* _ENTRIES SUPPLIED_
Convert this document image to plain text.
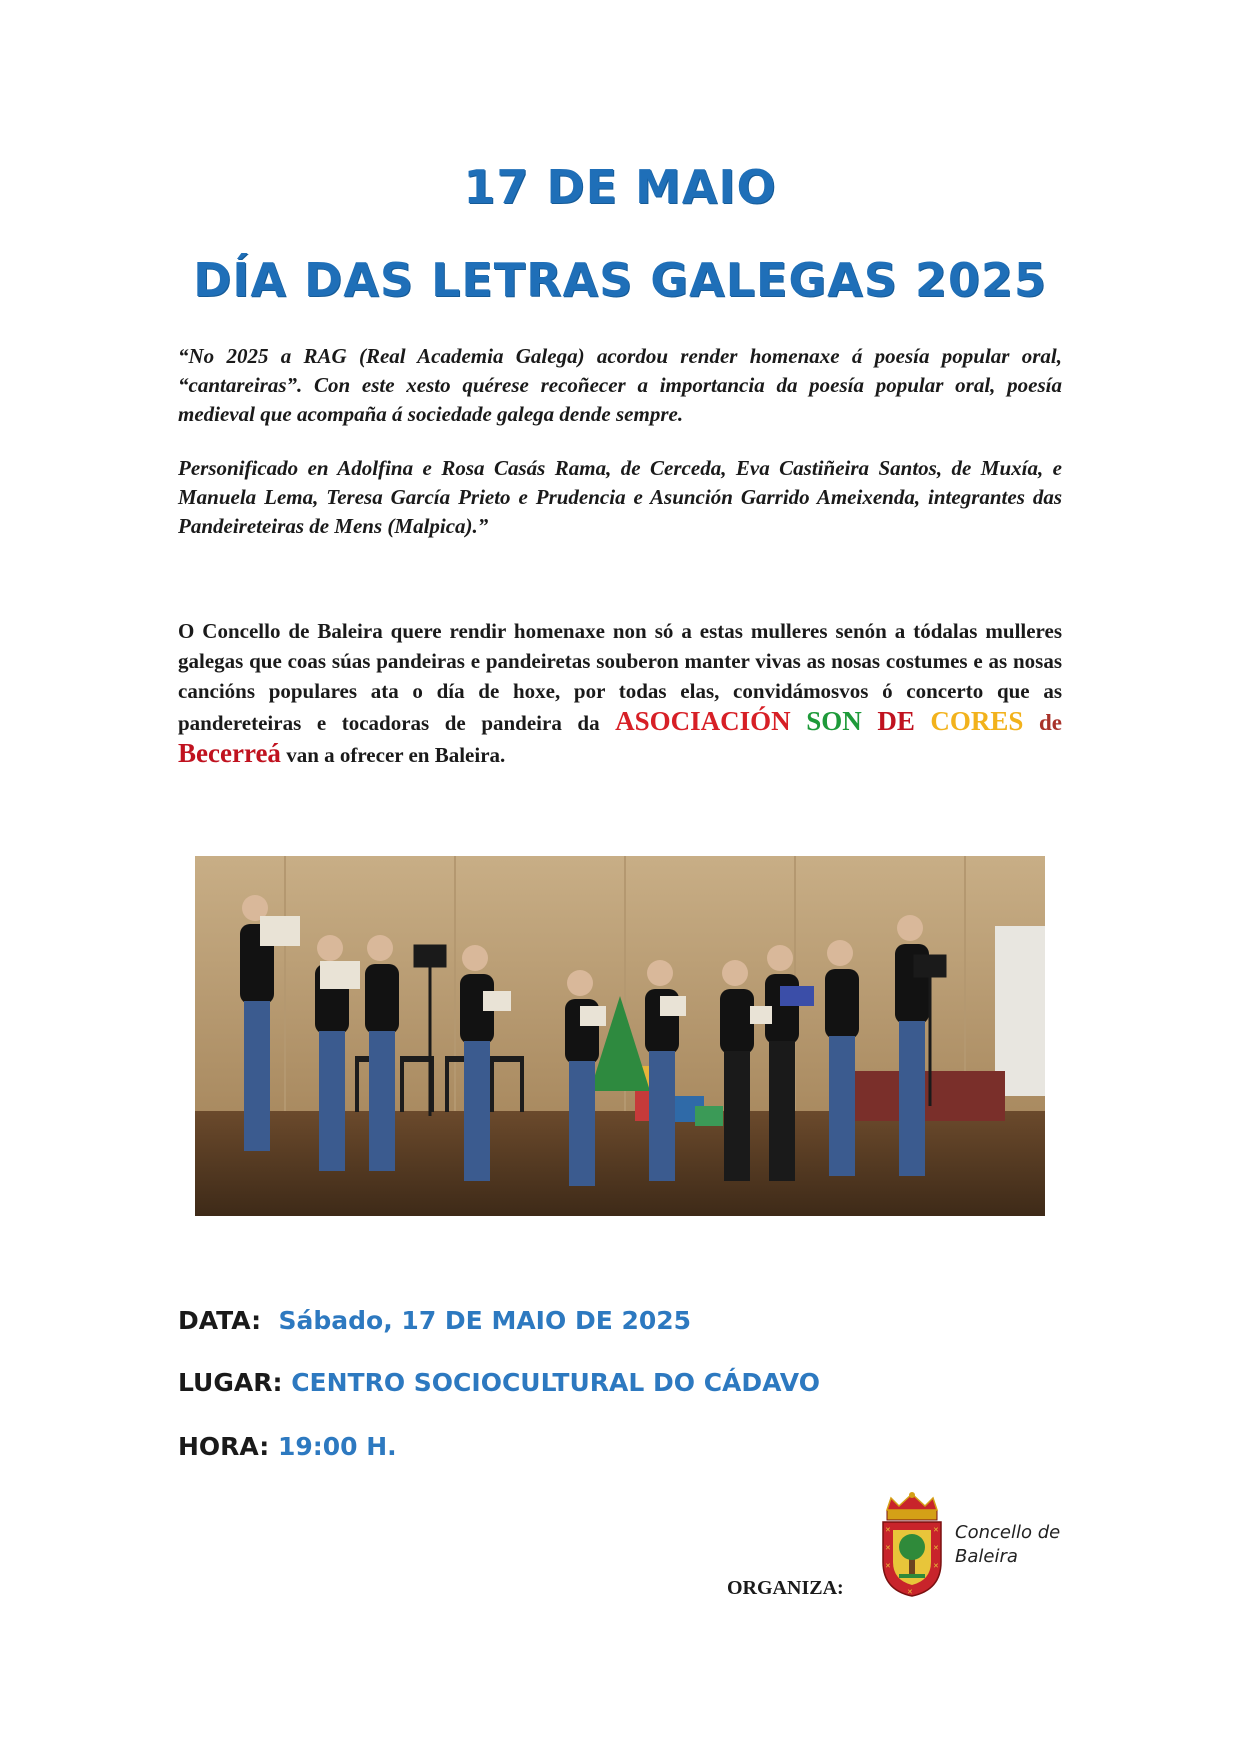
17 DE MAIO
DÍA DAS LETRAS GALEGAS 2025

“No 2025 a RAG (Real Academia Galega) acordou render homenaxe á poesía popular oral, “cantareiras”. Con este xesto quérese recoñecer a importancia da poesía popular oral, poesía medieval que acompaña á sociedade galega dende sempre.

Personificado en Adolfina e Rosa Casás Rama, de Cerceda, Eva Castiñeira Santos, de Muxía, e Manuela Lema, Teresa García Prieto e Prudencia e Asunción Garrido Ameixenda, integrantes das Pandeireteiras de Mens (Malpica).”

O Concello de Baleira quere rendir homenaxe non só a estas mulleres senón a tódalas mulleres galegas que coas súas pandeiras e pandeiretas souberon manter vivas as nosas costumes e as nosas cancións populares ata o día de hoxe, por todas elas, convidámosvos ó concerto que as pandereteiras e tocadoras de pandeira da ASOCIACIÓN SON DE CORES de Becerreá van a ofrecer en Baleira.

DATA: Sábado, 17 DE MAIO DE 2025
LUGAR: CENTRO SOCIOCULTURAL DO CÁDAVO
HORA: 19:00 H.
ORGANIZA:
✕	✕
✕	✕
✕	✕
✕
Concello de
Baleira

* _REQUIRED TASK_
For each line above that contains the word "MAIO", copy that line.

* _RESPONSE_
17 DE MAIO
DATA: Sábado, 17 DE MAIO DE 2025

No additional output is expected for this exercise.